*GIVEN REQUEST:* Go through the entries below and pick out every line with "الإطلاق".

*SOURCE RECORDS:*
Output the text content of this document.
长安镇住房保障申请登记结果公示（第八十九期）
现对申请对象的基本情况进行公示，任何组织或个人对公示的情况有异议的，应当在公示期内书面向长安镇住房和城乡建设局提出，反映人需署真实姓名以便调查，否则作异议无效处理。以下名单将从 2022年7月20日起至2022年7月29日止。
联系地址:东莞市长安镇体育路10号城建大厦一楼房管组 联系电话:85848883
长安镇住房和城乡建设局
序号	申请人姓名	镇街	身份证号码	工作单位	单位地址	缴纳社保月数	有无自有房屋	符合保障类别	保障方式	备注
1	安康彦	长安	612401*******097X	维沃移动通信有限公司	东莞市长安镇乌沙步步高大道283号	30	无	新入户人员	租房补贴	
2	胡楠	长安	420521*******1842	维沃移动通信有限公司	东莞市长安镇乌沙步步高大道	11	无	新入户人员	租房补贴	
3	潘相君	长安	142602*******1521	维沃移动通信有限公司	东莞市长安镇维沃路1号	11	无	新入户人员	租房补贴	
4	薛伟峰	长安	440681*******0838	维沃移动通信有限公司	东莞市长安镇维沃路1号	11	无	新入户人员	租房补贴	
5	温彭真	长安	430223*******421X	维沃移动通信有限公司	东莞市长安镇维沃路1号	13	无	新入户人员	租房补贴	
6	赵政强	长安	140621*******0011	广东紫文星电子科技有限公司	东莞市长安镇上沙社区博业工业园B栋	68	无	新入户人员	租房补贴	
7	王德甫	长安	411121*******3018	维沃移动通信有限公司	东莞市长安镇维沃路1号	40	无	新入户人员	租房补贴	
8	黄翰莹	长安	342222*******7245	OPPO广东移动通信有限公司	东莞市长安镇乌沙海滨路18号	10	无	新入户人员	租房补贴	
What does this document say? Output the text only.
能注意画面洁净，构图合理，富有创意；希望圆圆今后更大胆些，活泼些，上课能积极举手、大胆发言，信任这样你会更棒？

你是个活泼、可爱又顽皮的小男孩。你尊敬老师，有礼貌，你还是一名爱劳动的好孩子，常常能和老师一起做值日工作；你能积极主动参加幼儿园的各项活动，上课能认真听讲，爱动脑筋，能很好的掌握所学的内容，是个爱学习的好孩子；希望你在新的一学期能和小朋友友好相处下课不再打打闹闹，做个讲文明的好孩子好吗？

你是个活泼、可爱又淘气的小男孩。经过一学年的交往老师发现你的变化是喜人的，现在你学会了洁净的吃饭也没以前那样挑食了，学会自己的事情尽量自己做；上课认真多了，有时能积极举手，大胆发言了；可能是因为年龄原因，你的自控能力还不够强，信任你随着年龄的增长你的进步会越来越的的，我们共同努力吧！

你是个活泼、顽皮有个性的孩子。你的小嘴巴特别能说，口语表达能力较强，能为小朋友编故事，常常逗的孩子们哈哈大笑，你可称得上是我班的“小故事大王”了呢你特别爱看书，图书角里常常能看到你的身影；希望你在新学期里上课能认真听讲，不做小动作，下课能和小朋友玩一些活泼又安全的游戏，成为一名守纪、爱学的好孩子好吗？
...
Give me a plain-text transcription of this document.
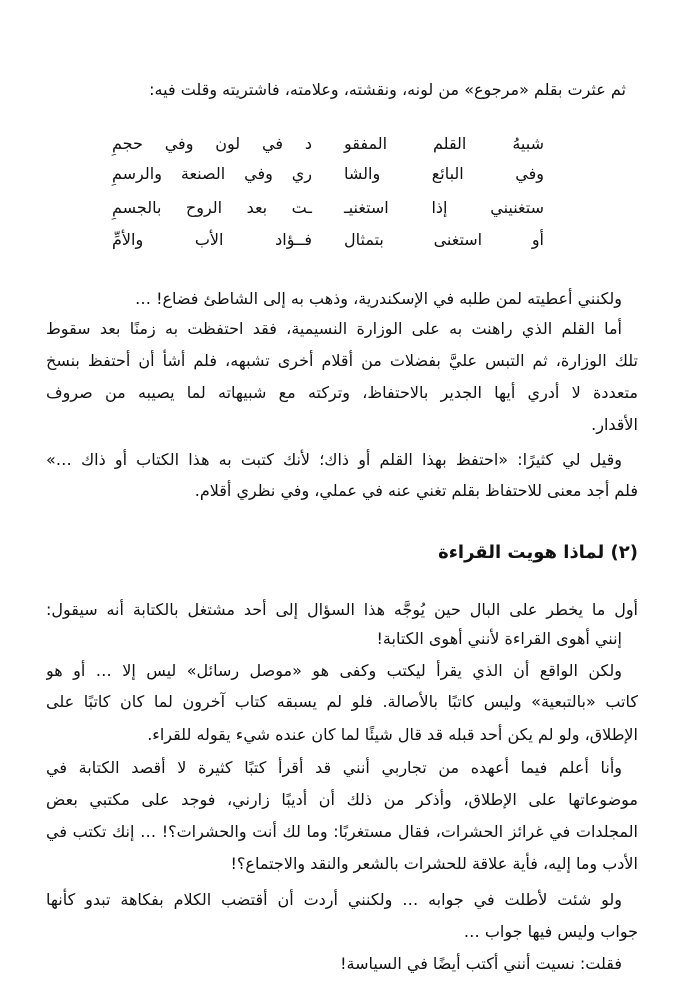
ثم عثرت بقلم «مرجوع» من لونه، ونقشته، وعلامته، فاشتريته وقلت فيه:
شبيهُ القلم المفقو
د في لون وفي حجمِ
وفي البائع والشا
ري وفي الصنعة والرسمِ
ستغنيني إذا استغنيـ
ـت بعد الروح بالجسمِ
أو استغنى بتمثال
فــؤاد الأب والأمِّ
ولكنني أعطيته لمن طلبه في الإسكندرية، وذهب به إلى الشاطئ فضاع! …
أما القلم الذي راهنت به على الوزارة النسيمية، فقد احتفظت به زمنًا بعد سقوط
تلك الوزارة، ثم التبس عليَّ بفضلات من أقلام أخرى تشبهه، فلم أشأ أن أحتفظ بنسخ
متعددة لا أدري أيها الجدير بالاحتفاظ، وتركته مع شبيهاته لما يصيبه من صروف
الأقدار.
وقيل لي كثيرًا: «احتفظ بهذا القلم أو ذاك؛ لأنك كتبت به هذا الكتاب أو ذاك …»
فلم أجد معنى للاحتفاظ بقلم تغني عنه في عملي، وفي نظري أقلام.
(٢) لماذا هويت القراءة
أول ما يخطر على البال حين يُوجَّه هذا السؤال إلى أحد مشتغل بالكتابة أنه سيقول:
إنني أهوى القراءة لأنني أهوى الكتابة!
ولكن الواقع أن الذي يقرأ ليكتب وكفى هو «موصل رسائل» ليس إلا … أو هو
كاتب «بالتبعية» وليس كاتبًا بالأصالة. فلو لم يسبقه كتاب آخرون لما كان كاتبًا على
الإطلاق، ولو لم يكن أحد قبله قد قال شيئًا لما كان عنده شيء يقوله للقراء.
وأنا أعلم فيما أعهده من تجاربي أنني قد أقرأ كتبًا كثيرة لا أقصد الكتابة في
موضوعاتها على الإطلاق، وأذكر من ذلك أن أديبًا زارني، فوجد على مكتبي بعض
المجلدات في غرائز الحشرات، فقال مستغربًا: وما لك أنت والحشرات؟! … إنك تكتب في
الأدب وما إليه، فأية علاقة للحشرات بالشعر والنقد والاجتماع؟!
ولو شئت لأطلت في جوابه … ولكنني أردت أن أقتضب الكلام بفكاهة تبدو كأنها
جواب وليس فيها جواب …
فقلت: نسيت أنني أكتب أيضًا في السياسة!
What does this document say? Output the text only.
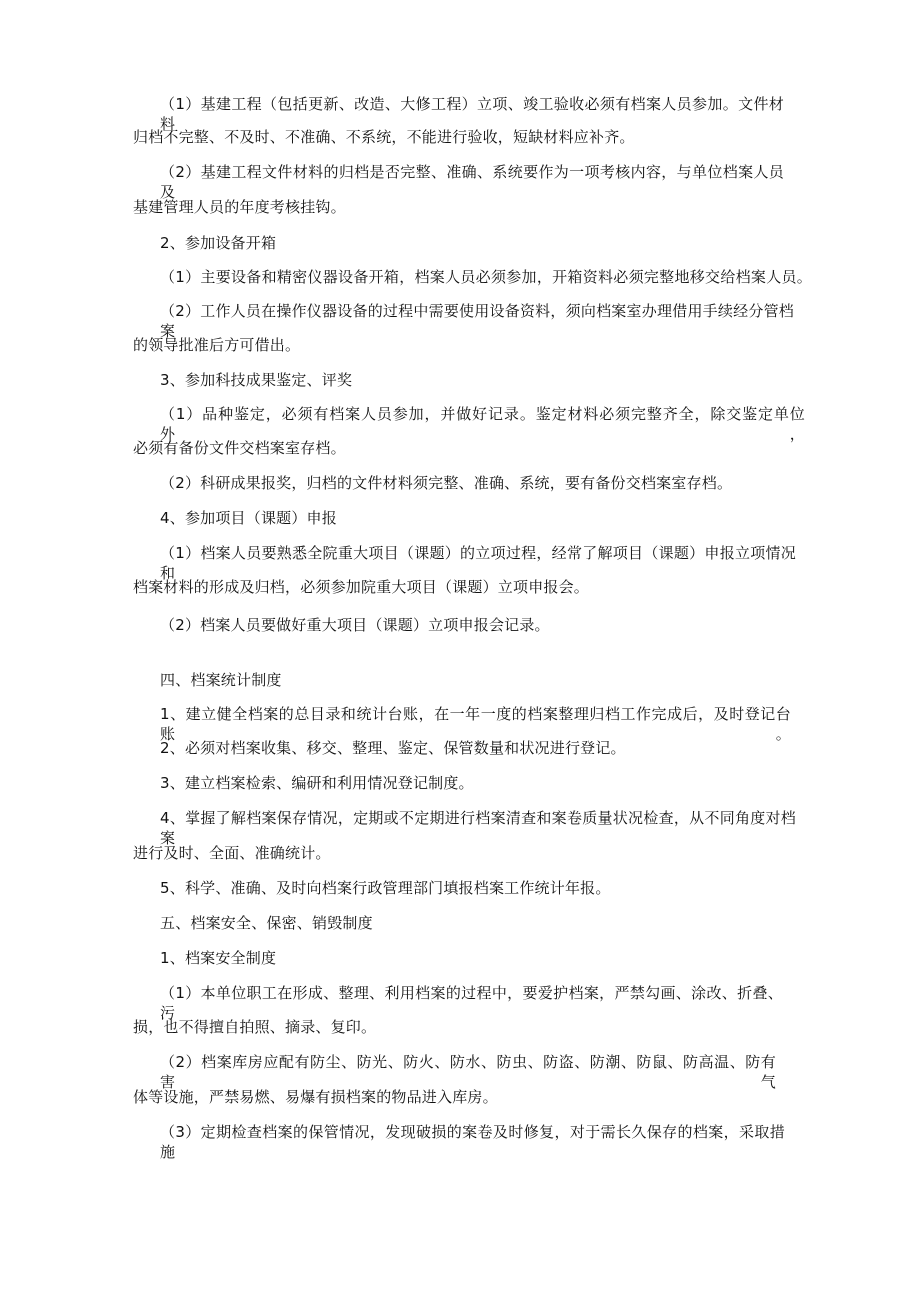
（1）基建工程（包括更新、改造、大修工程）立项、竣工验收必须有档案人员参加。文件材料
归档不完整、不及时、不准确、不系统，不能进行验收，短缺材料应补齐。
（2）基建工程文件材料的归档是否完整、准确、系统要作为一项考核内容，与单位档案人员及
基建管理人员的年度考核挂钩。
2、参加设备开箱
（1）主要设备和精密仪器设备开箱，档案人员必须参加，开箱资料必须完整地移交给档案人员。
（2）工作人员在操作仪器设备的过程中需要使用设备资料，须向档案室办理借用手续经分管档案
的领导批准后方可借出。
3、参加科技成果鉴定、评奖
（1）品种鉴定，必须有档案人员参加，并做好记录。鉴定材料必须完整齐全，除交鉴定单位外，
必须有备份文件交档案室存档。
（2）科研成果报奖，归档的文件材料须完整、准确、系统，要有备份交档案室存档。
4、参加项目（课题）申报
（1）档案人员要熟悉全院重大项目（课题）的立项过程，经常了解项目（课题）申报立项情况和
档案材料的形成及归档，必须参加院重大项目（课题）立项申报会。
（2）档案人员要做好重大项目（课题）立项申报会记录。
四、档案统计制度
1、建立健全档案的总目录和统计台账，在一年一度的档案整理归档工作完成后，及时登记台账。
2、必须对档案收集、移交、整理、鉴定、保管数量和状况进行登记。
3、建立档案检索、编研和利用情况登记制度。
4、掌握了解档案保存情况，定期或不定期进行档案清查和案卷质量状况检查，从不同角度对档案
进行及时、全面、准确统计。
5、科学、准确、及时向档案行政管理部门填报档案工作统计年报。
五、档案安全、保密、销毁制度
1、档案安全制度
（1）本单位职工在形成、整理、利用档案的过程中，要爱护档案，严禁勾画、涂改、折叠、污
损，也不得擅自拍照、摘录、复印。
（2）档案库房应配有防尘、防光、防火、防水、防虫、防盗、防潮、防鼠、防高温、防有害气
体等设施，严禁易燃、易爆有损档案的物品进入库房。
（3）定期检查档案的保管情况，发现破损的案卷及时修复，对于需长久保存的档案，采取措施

*PROBLEM SOLUTION:*
الإطلاق، ولو لم يكن أحد قبله قد قال شيئًا لما كان عنده شيء يقوله للقراء.
موضوعاتها على الإطلاق، وأذكر من ذلك أن أديبًا زارني، فوجد على مكتبي بعض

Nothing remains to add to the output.